■ Records for processing

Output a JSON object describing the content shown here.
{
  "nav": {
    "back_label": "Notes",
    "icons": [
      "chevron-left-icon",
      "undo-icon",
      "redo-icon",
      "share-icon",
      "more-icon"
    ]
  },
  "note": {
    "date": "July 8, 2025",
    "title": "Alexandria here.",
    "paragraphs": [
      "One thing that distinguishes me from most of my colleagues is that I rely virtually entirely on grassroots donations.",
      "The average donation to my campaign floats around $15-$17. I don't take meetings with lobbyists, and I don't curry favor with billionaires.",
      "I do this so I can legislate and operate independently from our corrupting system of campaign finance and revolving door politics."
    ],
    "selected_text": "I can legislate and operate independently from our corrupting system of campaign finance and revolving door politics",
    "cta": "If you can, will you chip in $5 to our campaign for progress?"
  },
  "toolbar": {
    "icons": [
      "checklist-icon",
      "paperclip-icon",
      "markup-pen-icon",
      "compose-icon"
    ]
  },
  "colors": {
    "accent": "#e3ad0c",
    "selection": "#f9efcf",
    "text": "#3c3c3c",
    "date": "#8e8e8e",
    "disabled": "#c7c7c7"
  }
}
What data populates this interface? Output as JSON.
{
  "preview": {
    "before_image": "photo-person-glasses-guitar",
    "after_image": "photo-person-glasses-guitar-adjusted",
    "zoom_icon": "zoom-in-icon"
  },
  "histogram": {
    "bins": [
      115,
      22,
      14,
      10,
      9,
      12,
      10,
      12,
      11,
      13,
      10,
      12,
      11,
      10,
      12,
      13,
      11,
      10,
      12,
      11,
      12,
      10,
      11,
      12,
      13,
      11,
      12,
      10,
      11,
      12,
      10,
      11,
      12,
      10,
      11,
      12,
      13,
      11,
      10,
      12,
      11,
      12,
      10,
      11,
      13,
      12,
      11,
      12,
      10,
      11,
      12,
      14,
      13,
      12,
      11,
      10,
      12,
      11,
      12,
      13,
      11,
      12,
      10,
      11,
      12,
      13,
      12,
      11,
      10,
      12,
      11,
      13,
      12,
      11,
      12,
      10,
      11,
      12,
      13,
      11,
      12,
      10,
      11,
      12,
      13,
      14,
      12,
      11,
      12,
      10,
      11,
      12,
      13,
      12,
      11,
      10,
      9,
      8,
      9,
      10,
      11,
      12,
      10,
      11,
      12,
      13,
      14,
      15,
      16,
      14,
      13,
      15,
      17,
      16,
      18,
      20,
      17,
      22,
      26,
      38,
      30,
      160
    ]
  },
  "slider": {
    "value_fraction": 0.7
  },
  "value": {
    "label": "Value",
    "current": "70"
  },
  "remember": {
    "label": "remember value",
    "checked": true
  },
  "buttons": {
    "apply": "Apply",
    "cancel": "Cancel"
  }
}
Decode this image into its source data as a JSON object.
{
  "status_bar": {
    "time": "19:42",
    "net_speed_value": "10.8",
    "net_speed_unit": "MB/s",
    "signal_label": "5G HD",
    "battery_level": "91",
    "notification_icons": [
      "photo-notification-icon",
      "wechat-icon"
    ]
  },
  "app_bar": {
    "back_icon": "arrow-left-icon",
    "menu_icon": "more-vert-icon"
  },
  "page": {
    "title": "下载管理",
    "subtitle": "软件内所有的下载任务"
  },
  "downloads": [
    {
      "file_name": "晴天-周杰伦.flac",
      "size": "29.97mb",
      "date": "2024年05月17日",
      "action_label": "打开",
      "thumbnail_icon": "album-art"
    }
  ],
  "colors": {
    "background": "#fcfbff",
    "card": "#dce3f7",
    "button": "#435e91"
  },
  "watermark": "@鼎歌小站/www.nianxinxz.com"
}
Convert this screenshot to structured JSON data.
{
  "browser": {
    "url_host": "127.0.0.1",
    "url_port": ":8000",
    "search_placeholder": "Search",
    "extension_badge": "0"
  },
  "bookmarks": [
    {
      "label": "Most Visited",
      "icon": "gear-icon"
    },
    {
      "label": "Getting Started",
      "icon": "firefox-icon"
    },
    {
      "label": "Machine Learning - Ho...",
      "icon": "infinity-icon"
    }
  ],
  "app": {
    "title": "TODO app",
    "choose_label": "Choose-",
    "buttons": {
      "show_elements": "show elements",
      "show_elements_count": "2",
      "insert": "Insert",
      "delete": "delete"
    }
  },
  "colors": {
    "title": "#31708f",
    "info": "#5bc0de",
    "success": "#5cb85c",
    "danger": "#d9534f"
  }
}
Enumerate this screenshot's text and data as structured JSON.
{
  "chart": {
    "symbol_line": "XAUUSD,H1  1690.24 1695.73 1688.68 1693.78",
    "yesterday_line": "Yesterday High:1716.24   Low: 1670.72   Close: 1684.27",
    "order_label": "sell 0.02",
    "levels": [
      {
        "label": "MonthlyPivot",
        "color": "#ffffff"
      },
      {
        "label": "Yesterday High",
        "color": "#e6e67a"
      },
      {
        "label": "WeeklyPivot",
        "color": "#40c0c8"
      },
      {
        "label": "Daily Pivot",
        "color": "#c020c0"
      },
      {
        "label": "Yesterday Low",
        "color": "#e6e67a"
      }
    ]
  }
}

■ Instructions to follow
Select the lines that carry the string "this" and copy them.

■ Result of the task
      "I do this so I can legislate and operate independently from our corrupting system of campaign finance and revolving door politics."
What data populates this interface? Output as JSON.
Decode this image into its source data as a JSON object.
Convert this screenshot to structured JSON data.
Enumerate this screenshot's text and data as structured JSON.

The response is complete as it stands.